WHAT TO DO | Read the material below and count the lines holding the string "ارائه". Give that count with nothing added.

--- start ---

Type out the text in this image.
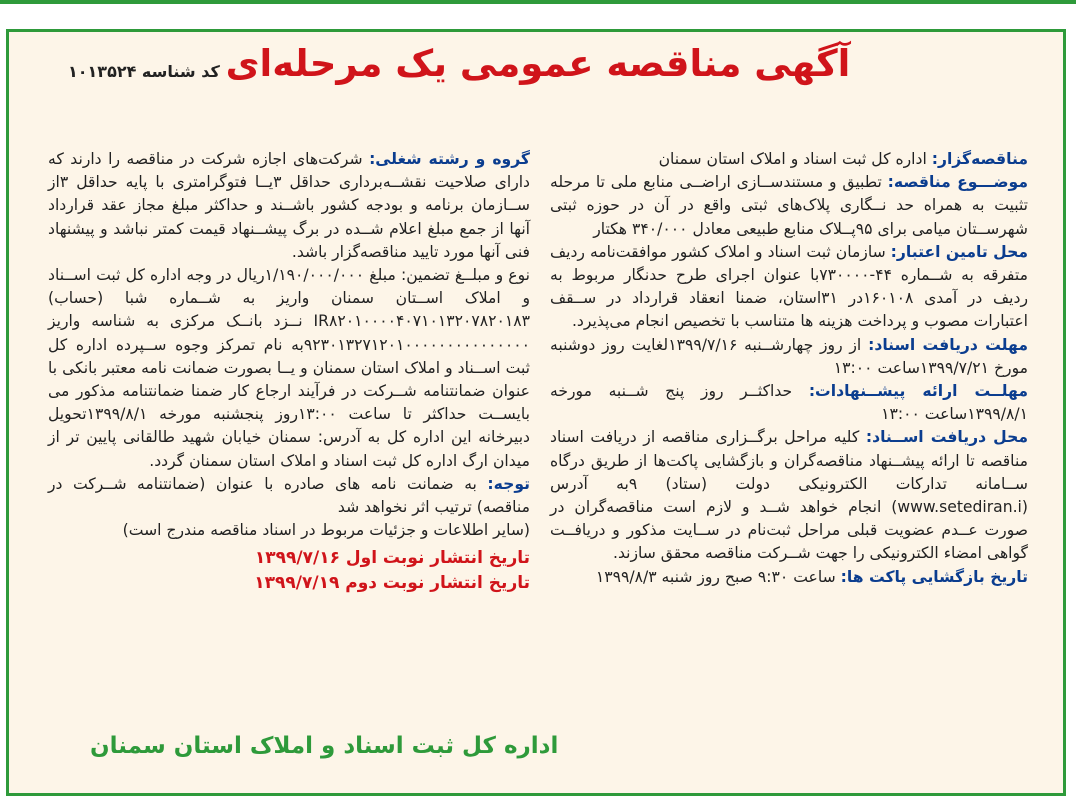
آگهی مناقصه عمومی یک مرحله‌ای
کد شناسه ۱۰۱۳۵۲۴

مناقصه‌گزار: اداره کل ثبت اسناد و املاک استان سمنان

موضـــوع مناقصه: تطبیق و مستندســازی اراضــی منابع ملی تا مرحله تثبیت به همراه حد نــگاری پلاک‌های ثبتی واقع در آن در حوزه ثبتی شهرســتان میامی برای ۹۵پــلاک منابع طبیعی معادل ۳۴۰/۰۰۰ هکتار

محل تامین اعتبار: سازمان ثبت اسناد و املاک کشور موافقت‌نامه ردیف متفرقه به شــماره ۴۴-۷۳۰۰۰۰با عنوان اجرای طرح حدنگار مربوط به ردیف در آمدی ۱۶۰۱۰۸در ۳۱استان، ضمنا انعقاد قرارداد در ســقف اعتبارات مصوب و پرداخت هزینه ها متناسب با تخصیص انجام می‌پذیرد.

مهلت دریافت اسناد: از روز چهارشــنبه ۱۳۹۹/۷/۱۶لغایت روز دوشنبه مورخ ۱۳۹۹/۷/۲۱ساعت ۱۳:۰۰

مهلــت ارائه پیشــنهادات: حداکثــر روز پنج شــنبه مورخه ۱۳۹۹/۸/۱ساعت ۱۳:۰۰

محل دریافت اســناد: کلیه مراحل برگــزاری مناقصه از دریافت اسناد مناقصه تا ارائه پیشــنهاد مناقصه‌گران و بازگشایی پاکت‌ها از طریق درگاه ســامانه تدارکات الکترونیکی دولت (ستاد) ۹به آدرس (www.setediran.i) انجام خواهد شــد و لازم است مناقصه‌گران در صورت عــدم عضویت قبلی مراحل ثبت‌نام در ســایت مذکور و دریافــت گواهی امضاء الکترونیکی را جهت شــرکت مناقصه محقق سازند.

تاریخ بازگشایی پاکت ها: ساعت ۹:۳۰ صبح روز شنبه ۱۳۹۹/۸/۳

گروه و رشته شغلی: شرکت‌های اجازه شرکت در مناقصه را دارند که دارای صلاحیت نقشــه‌برداری حداقل ۳یــا فتوگرامتری با پایه حداقل ۳از ســازمان برنامه و بودجه کشور باشــند و حداکثر مبلغ مجاز عقد قرارداد آنها از جمع مبلغ اعلام شــده در برگ پیشــنهاد قیمت کمتر نباشد و پیشنهاد فنی آنها مورد تایید مناقصه‌گزار باشد.

نوع و مبلــغ تضمین: مبلغ ۱/۱۹۰/۰۰۰/۰۰۰ریال در وجه اداره کل ثبت اســناد و املاک اســتان سمنان واریز به شــماره شبا (حساب) IR۸۲۰۱۰۰۰۰۴۰۷۱۰۱۳۲۰۷۸۲۰۱۸۳ نــزد بانــک مرکزی به شناسه واریز ۹۲۳۰۱۳۲۷۱۲۰۱۰۰۰۰۰۰۰۰۰۰۰۰۰۰۰به نام تمرکز وجوه ســپرده اداره کل ثبت اســناد و املاک استان سمنان و یــا بصورت ضمانت نامه معتبر بانکی با عنوان ضمانتنامه شــرکت در فرآیند ارجاع کار ضمنا ضمانتنامه مذکور می بایســت حداکثر تا ساعت ۱۳:۰۰روز پنجشنبه مورخه ۱۳۹۹/۸/۱تحویل دبیرخانه این اداره کل به آدرس: سمنان خیابان شهید طالقانی پایین تر از میدان ارگ اداره کل ثبت اسناد و املاک استان سمنان گردد.

توجه: به ضمانت نامه های صادره با عنوان (ضمانتنامه شــرکت در مناقصه) ترتیب اثر نخواهد شد

(سایر اطلاعات و جزئیات مربوط در اسناد مناقصه مندرج است)

تاریخ انتشار نوبت اول ۱۳۹۹/۷/۱۶

تاریخ انتشار نوبت دوم ۱۳۹۹/۷/۱۹

اداره کل ثبت اسناد و املاک استان سمنان
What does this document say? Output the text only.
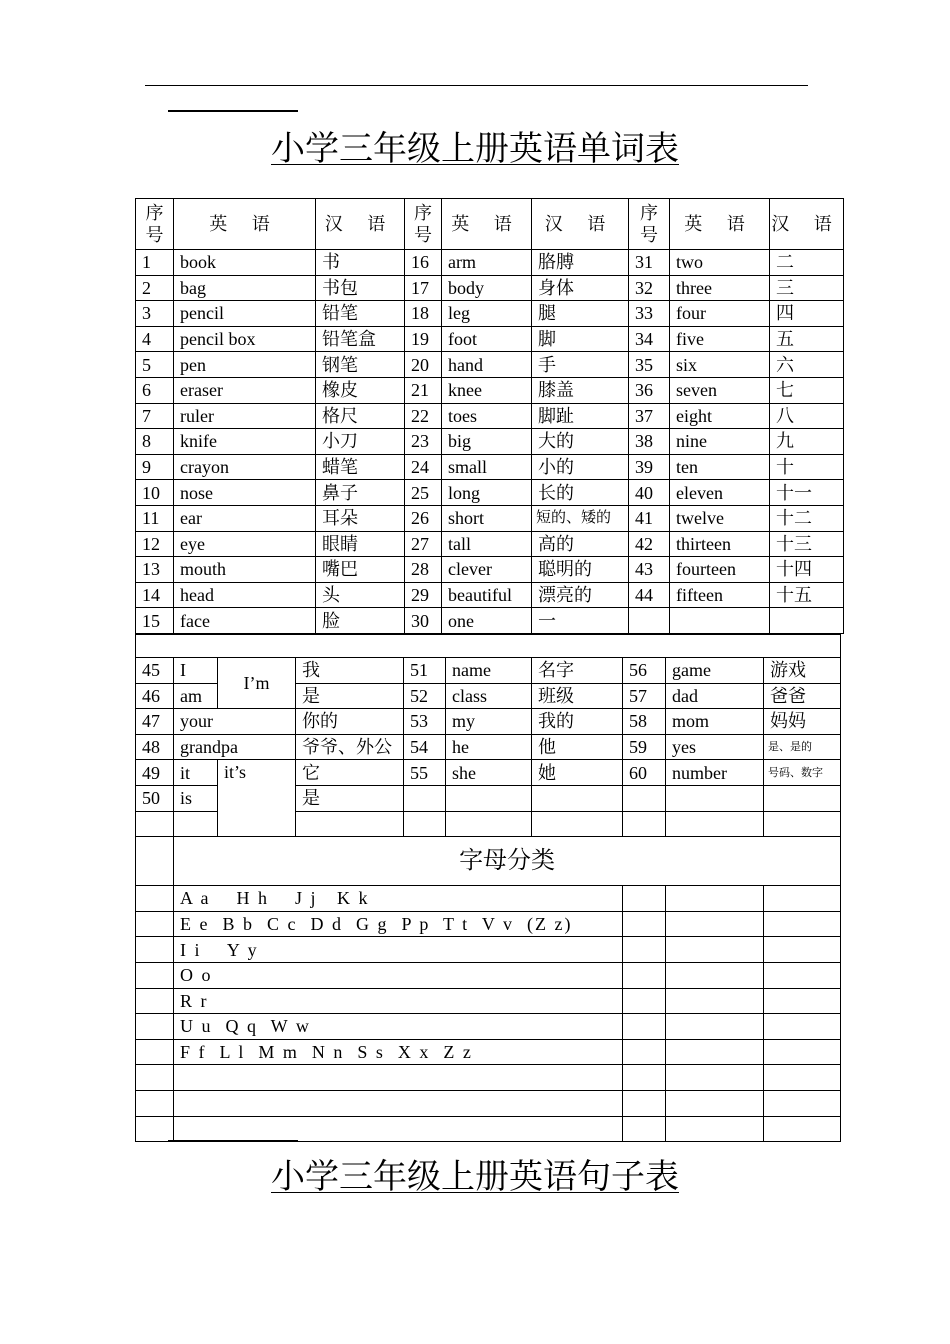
小学三年级上册英语单词表
序号	英 语	汉 语	序号	英 语	汉 语	序号	英 语	汉 语
1	book	书	16	arm	胳膊	31	two	二
2	bag	书包	17	body	身体	32	three	三
3	pencil	铅笔	18	leg	腿	33	four	四
4	pencil box	铅笔盒	19	foot	脚	34	five	五
5	pen	钢笔	20	hand	手	35	six	六
6	eraser	橡皮	21	knee	膝盖	36	seven	七
7	ruler	格尺	22	toes	脚趾	37	eight	八
8	knife	小刀	23	big	大的	38	nine	九
9	crayon	蜡笔	24	small	小的	39	ten	十
10	nose	鼻子	25	long	长的	40	eleven	十一
11	ear	耳朵	26	short	短的、矮的	41	twelve	十二
12	eye	眼睛	27	tall	高的	42	thirteen	十三
13	mouth	嘴巴	28	clever	聪明的	43	fourteen	十四
14	head	头	29	beautiful	漂亮的	44	fifteen	十五
15	face	脸	30	one	一			

45	I	I’m	我	51	name	名字	56	game	游戏
46	am		是	52	class	班级	57	dad	爸爸
47	your		你的	53	my	我的	58	mom	妈妈
48	grandpa		爷爷、外公	54	he	他	59	yes	是、是的
49	it	it’s	它	55	she	她	60	number	号码、数字
50	is		是						

	字母分类								
	A a    H h    J j   K k								
	E e  B b  C c  D d  G g  P p  T t  V v  (Z z)								
	I i    Y y								
	O o								
	R r								
	U u  Q q  W w								
	F f  L l  M m  N n  S s  X x  Z z								

小学三年级上册英语句子表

--- end ---

SOLUTION TO THIS PROBLEM | 2